SHORT PROBLEM: Take down each entry exactly as written.

GIVEN RECORDS:
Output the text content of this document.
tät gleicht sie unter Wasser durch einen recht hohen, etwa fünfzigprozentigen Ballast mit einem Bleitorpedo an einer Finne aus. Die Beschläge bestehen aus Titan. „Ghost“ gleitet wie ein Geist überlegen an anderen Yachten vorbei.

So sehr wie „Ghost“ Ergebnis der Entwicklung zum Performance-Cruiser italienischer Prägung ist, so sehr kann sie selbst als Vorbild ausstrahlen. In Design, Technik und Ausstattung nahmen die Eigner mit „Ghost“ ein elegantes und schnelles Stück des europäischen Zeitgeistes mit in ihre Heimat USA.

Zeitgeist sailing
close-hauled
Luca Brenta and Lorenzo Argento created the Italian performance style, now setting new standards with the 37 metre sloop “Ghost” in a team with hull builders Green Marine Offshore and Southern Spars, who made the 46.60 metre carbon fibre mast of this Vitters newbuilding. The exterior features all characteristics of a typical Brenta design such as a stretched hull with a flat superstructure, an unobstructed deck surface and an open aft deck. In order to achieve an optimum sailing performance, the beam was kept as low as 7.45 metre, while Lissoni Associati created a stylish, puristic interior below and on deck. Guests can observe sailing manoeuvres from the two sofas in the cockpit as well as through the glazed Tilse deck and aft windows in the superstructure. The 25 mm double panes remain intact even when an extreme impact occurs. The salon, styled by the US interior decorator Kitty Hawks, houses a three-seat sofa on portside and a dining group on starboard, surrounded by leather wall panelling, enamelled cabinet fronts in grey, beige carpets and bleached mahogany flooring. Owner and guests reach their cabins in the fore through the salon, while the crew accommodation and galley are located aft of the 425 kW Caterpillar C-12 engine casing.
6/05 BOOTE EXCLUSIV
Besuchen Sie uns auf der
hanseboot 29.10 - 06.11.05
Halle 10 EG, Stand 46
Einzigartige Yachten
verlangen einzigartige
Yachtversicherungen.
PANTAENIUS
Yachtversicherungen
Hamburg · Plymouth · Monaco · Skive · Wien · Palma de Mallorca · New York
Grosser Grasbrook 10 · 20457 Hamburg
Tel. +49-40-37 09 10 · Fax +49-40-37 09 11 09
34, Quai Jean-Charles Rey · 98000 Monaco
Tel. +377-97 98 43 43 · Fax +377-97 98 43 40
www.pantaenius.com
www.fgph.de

IN RESPONSE:
Output the text content of this document.
tät gleicht sie unter Wasser durch einen recht hohen, etwa fünfzigprozentigen Ballast mit einem Bleitorpedo an einer Finne aus. Die Beschläge bestehen aus Titan. „Ghost“ gleitet wie ein Geist überlegen an anderen Yachten vorbei.

So sehr wie „Ghost“ Ergebnis der Entwicklung zum Performance-Cruiser italienischer Prägung ist, so sehr kann sie selbst als Vorbild ausstrahlen. In Design, Technik und Ausstattung nahmen die Eigner mit „Ghost“ ein elegantes und schnelles Stück des europäischen Zeitgeistes mit in ihre Heimat USA.

Zeitgeist sailing
close-hauled
Luca Brenta and Lorenzo Argento created the Italian performance style, now setting new standards with the 37 metre sloop “Ghost” in a team with hull builders Green Marine Offshore and Southern Spars, who made the 46.60 metre carbon fibre mast of this Vitters newbuilding. The exterior features all characteristics of a typical Brenta design such as a stretched hull with a flat superstructure, an unobstructed deck surface and an open aft deck. In order to achieve an optimum sailing performance, the beam was kept as low as 7.45 metre, while Lissoni Associati created a stylish, puristic interior below and on deck. Guests can observe sailing manoeuvres from the two sofas in the cockpit as well as through the glazed Tilse deck and aft windows in the superstructure. The 25 mm double panes remain intact even when an extreme impact occurs. The salon, styled by the US interior decorator Kitty Hawks, houses a three-seat sofa on portside and a dining group on starboard, surrounded by leather wall panelling, enamelled cabinet fronts in grey, beige carpets and bleached mahogany flooring. Owner and guests reach their cabins in the fore through the salon, while the crew accommodation and galley are located aft of the 425 kW Caterpillar C-12 engine casing.
6/05 BOOTE EXCLUSIV
Besuchen Sie uns auf der
hanseboot 29.10 - 06.11.05
Halle 10 EG, Stand 46
Einzigartige Yachten
verlangen einzigartige
Yachtversicherungen.
PANTAENIUS
Yachtversicherungen
Hamburg · Plymouth · Monaco · Skive · Wien · Palma de Mallorca · New York
Grosser Grasbrook 10 · 20457 Hamburg
Tel. +49-40-37 09 10 · Fax +49-40-37 09 11 09
34, Quai Jean-Charles Rey · 98000 Monaco
Tel. +377-97 98 43 43 · Fax +377-97 98 43 40
www.pantaenius.com
www.fgph.de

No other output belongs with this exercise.